======== DATA TO PROCESS ========

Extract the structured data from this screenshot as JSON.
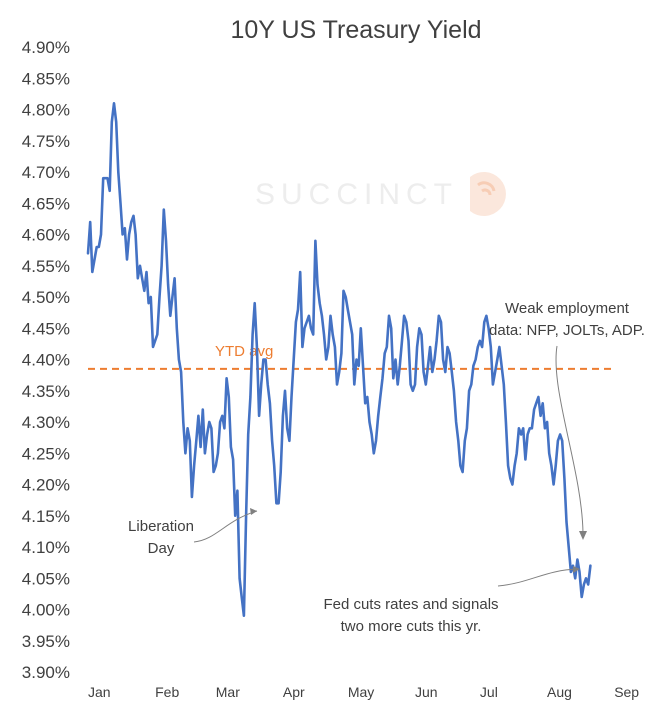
{
  "chart_data": {
    "type": "line",
    "title": "10Y US Treasury Yield",
    "xlabel": "",
    "ylabel": "",
    "ylim": [
      3.9,
      4.9
    ],
    "y_tick_step": 0.05,
    "y_tick_format": "percent_2dp",
    "x_domain_days": [
      0,
      260
    ],
    "months": [
      {
        "label": "Jan",
        "day": 0
      },
      {
        "label": "Feb",
        "day": 31
      },
      {
        "label": "Mar",
        "day": 59
      },
      {
        "label": "Apr",
        "day": 90
      },
      {
        "label": "May",
        "day": 120
      },
      {
        "label": "Jun",
        "day": 151
      },
      {
        "label": "Jul",
        "day": 181
      },
      {
        "label": "Aug",
        "day": 212
      },
      {
        "label": "Sep",
        "day": 243
      }
    ],
    "series": [
      {
        "name": "10Y US Treasury Yield",
        "color": "#4472c4",
        "points": [
          [
            0,
            4.57
          ],
          [
            1,
            4.62
          ],
          [
            2,
            4.54
          ],
          [
            3,
            4.56
          ],
          [
            4,
            4.58
          ],
          [
            5,
            4.58
          ],
          [
            6,
            4.6
          ],
          [
            7,
            4.69
          ],
          [
            8,
            4.69
          ],
          [
            9,
            4.69
          ],
          [
            10,
            4.67
          ],
          [
            11,
            4.78
          ],
          [
            12,
            4.81
          ],
          [
            13,
            4.78
          ],
          [
            14,
            4.7
          ],
          [
            15,
            4.65
          ],
          [
            16,
            4.6
          ],
          [
            17,
            4.61
          ],
          [
            18,
            4.56
          ],
          [
            19,
            4.6
          ],
          [
            20,
            4.62
          ],
          [
            21,
            4.63
          ],
          [
            22,
            4.6
          ],
          [
            23,
            4.53
          ],
          [
            24,
            4.55
          ],
          [
            25,
            4.53
          ],
          [
            26,
            4.51
          ],
          [
            27,
            4.54
          ],
          [
            28,
            4.49
          ],
          [
            29,
            4.5
          ],
          [
            30,
            4.42
          ],
          [
            31,
            4.43
          ],
          [
            32,
            4.44
          ],
          [
            33,
            4.5
          ],
          [
            34,
            4.55
          ],
          [
            35,
            4.64
          ],
          [
            36,
            4.59
          ],
          [
            37,
            4.52
          ],
          [
            38,
            4.47
          ],
          [
            39,
            4.5
          ],
          [
            40,
            4.53
          ],
          [
            41,
            4.45
          ],
          [
            42,
            4.4
          ],
          [
            43,
            4.38
          ],
          [
            44,
            4.3
          ],
          [
            45,
            4.25
          ],
          [
            46,
            4.29
          ],
          [
            47,
            4.27
          ],
          [
            48,
            4.18
          ],
          [
            49,
            4.23
          ],
          [
            50,
            4.27
          ],
          [
            51,
            4.31
          ],
          [
            52,
            4.26
          ],
          [
            53,
            4.32
          ],
          [
            54,
            4.25
          ],
          [
            55,
            4.28
          ],
          [
            56,
            4.3
          ],
          [
            57,
            4.29
          ],
          [
            58,
            4.22
          ],
          [
            59,
            4.23
          ],
          [
            60,
            4.25
          ],
          [
            61,
            4.3
          ],
          [
            62,
            4.31
          ],
          [
            63,
            4.29
          ],
          [
            64,
            4.37
          ],
          [
            65,
            4.34
          ],
          [
            66,
            4.26
          ],
          [
            67,
            4.24
          ],
          [
            68,
            4.15
          ],
          [
            69,
            4.19
          ],
          [
            70,
            4.05
          ],
          [
            71,
            4.02
          ],
          [
            72,
            3.99
          ],
          [
            73,
            4.15
          ],
          [
            74,
            4.28
          ],
          [
            75,
            4.34
          ],
          [
            76,
            4.44
          ],
          [
            77,
            4.49
          ],
          [
            78,
            4.42
          ],
          [
            79,
            4.31
          ],
          [
            80,
            4.36
          ],
          [
            81,
            4.4
          ],
          [
            82,
            4.4
          ],
          [
            83,
            4.36
          ],
          [
            84,
            4.33
          ],
          [
            85,
            4.27
          ],
          [
            86,
            4.23
          ],
          [
            87,
            4.17
          ],
          [
            88,
            4.17
          ],
          [
            89,
            4.22
          ],
          [
            90,
            4.31
          ],
          [
            91,
            4.35
          ],
          [
            92,
            4.29
          ],
          [
            93,
            4.27
          ],
          [
            94,
            4.34
          ],
          [
            95,
            4.4
          ],
          [
            96,
            4.46
          ],
          [
            97,
            4.48
          ],
          [
            98,
            4.54
          ],
          [
            99,
            4.42
          ],
          [
            100,
            4.45
          ],
          [
            101,
            4.46
          ],
          [
            102,
            4.47
          ],
          [
            103,
            4.45
          ],
          [
            104,
            4.44
          ],
          [
            105,
            4.59
          ],
          [
            106,
            4.52
          ],
          [
            107,
            4.49
          ],
          [
            108,
            4.47
          ],
          [
            109,
            4.44
          ],
          [
            110,
            4.4
          ],
          [
            111,
            4.42
          ],
          [
            112,
            4.47
          ],
          [
            113,
            4.44
          ],
          [
            114,
            4.42
          ],
          [
            115,
            4.36
          ],
          [
            116,
            4.38
          ],
          [
            117,
            4.41
          ],
          [
            118,
            4.51
          ],
          [
            119,
            4.5
          ],
          [
            120,
            4.48
          ],
          [
            121,
            4.46
          ],
          [
            122,
            4.44
          ],
          [
            123,
            4.36
          ],
          [
            124,
            4.4
          ],
          [
            125,
            4.39
          ],
          [
            126,
            4.45
          ],
          [
            127,
            4.39
          ],
          [
            128,
            4.33
          ],
          [
            129,
            4.34
          ],
          [
            130,
            4.3
          ],
          [
            131,
            4.28
          ],
          [
            132,
            4.25
          ],
          [
            133,
            4.27
          ],
          [
            134,
            4.31
          ],
          [
            135,
            4.34
          ],
          [
            136,
            4.37
          ],
          [
            137,
            4.41
          ],
          [
            138,
            4.42
          ],
          [
            139,
            4.47
          ],
          [
            140,
            4.45
          ],
          [
            141,
            4.37
          ],
          [
            142,
            4.4
          ],
          [
            143,
            4.36
          ],
          [
            144,
            4.39
          ],
          [
            145,
            4.43
          ],
          [
            146,
            4.47
          ],
          [
            147,
            4.46
          ],
          [
            148,
            4.43
          ],
          [
            149,
            4.36
          ],
          [
            150,
            4.35
          ],
          [
            151,
            4.36
          ],
          [
            152,
            4.42
          ],
          [
            153,
            4.45
          ],
          [
            154,
            4.44
          ],
          [
            155,
            4.38
          ],
          [
            156,
            4.36
          ],
          [
            157,
            4.39
          ],
          [
            158,
            4.42
          ],
          [
            159,
            4.38
          ],
          [
            160,
            4.4
          ],
          [
            161,
            4.43
          ],
          [
            162,
            4.47
          ],
          [
            163,
            4.46
          ],
          [
            164,
            4.4
          ],
          [
            165,
            4.38
          ],
          [
            166,
            4.42
          ],
          [
            167,
            4.41
          ],
          [
            168,
            4.38
          ],
          [
            169,
            4.35
          ],
          [
            170,
            4.3
          ],
          [
            171,
            4.27
          ],
          [
            172,
            4.23
          ],
          [
            173,
            4.22
          ],
          [
            174,
            4.27
          ],
          [
            175,
            4.29
          ],
          [
            176,
            4.35
          ],
          [
            177,
            4.36
          ],
          [
            178,
            4.39
          ],
          [
            179,
            4.4
          ],
          [
            180,
            4.42
          ],
          [
            181,
            4.43
          ],
          [
            182,
            4.42
          ],
          [
            183,
            4.46
          ],
          [
            184,
            4.47
          ],
          [
            185,
            4.45
          ],
          [
            186,
            4.42
          ],
          [
            187,
            4.36
          ],
          [
            188,
            4.38
          ],
          [
            189,
            4.4
          ],
          [
            190,
            4.42
          ],
          [
            191,
            4.39
          ],
          [
            192,
            4.36
          ],
          [
            193,
            4.3
          ],
          [
            194,
            4.23
          ],
          [
            195,
            4.21
          ],
          [
            196,
            4.2
          ],
          [
            197,
            4.23
          ],
          [
            198,
            4.25
          ],
          [
            199,
            4.29
          ],
          [
            200,
            4.28
          ],
          [
            201,
            4.29
          ],
          [
            202,
            4.24
          ],
          [
            203,
            4.28
          ],
          [
            204,
            4.29
          ],
          [
            205,
            4.29
          ],
          [
            206,
            4.32
          ],
          [
            207,
            4.33
          ],
          [
            208,
            4.34
          ],
          [
            209,
            4.31
          ],
          [
            210,
            4.33
          ],
          [
            211,
            4.29
          ],
          [
            212,
            4.3
          ],
          [
            213,
            4.25
          ],
          [
            214,
            4.23
          ],
          [
            215,
            4.2
          ],
          [
            216,
            4.23
          ],
          [
            217,
            4.27
          ],
          [
            218,
            4.28
          ],
          [
            219,
            4.27
          ],
          [
            220,
            4.21
          ],
          [
            221,
            4.14
          ],
          [
            222,
            4.1
          ],
          [
            223,
            4.06
          ],
          [
            224,
            4.07
          ],
          [
            225,
            4.05
          ],
          [
            226,
            4.08
          ],
          [
            227,
            4.06
          ],
          [
            228,
            4.02
          ],
          [
            229,
            4.04
          ],
          [
            230,
            4.05
          ],
          [
            231,
            4.04
          ],
          [
            232,
            4.07
          ]
        ]
      }
    ],
    "reference_line": {
      "label": "YTD avg",
      "value": 4.385,
      "color": "#ed7d31",
      "style": "dashed"
    },
    "annotations": [
      {
        "name": "liberation-day",
        "lines": [
          "Liberation",
          "Day"
        ]
      },
      {
        "name": "weak-employment",
        "lines": [
          "Weak employment",
          "data: NFP, JOLTs, ADP."
        ]
      },
      {
        "name": "fed-cuts",
        "lines": [
          "Fed cuts rates and signals",
          "two more cuts this yr."
        ]
      }
    ],
    "watermark": "SUCCINCT"
  }
}
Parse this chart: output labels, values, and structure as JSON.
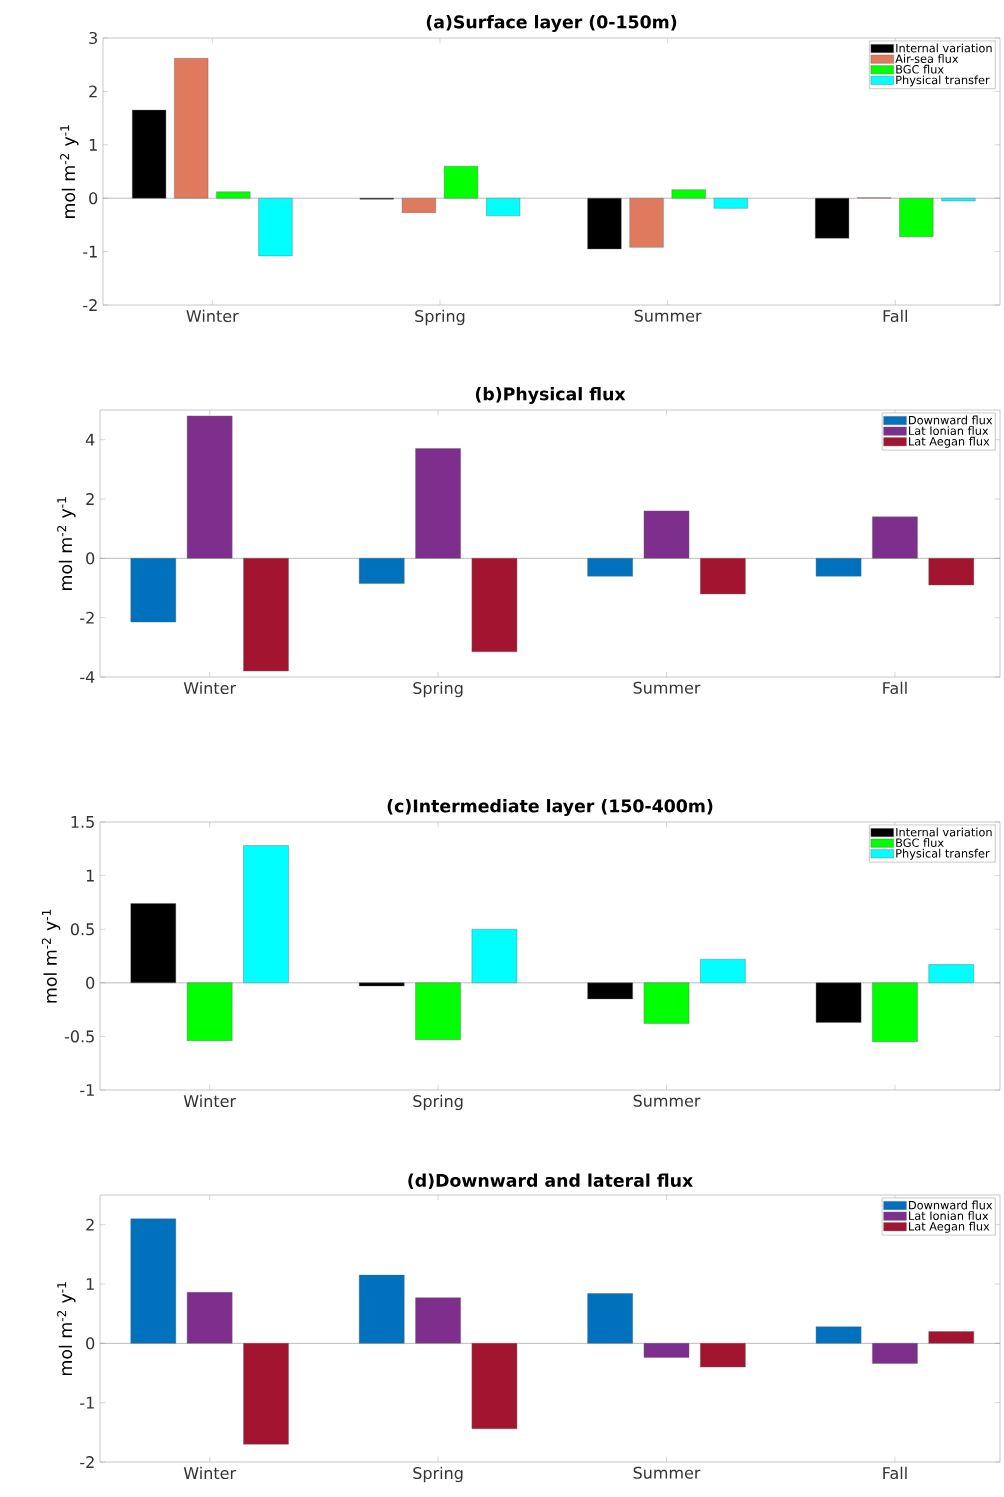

========

Check each line of the entries above for the word "Yield". List the ones that have it.

    "title": "10Y US Treasury Yield",
        "name": "10Y US Treasury Yield",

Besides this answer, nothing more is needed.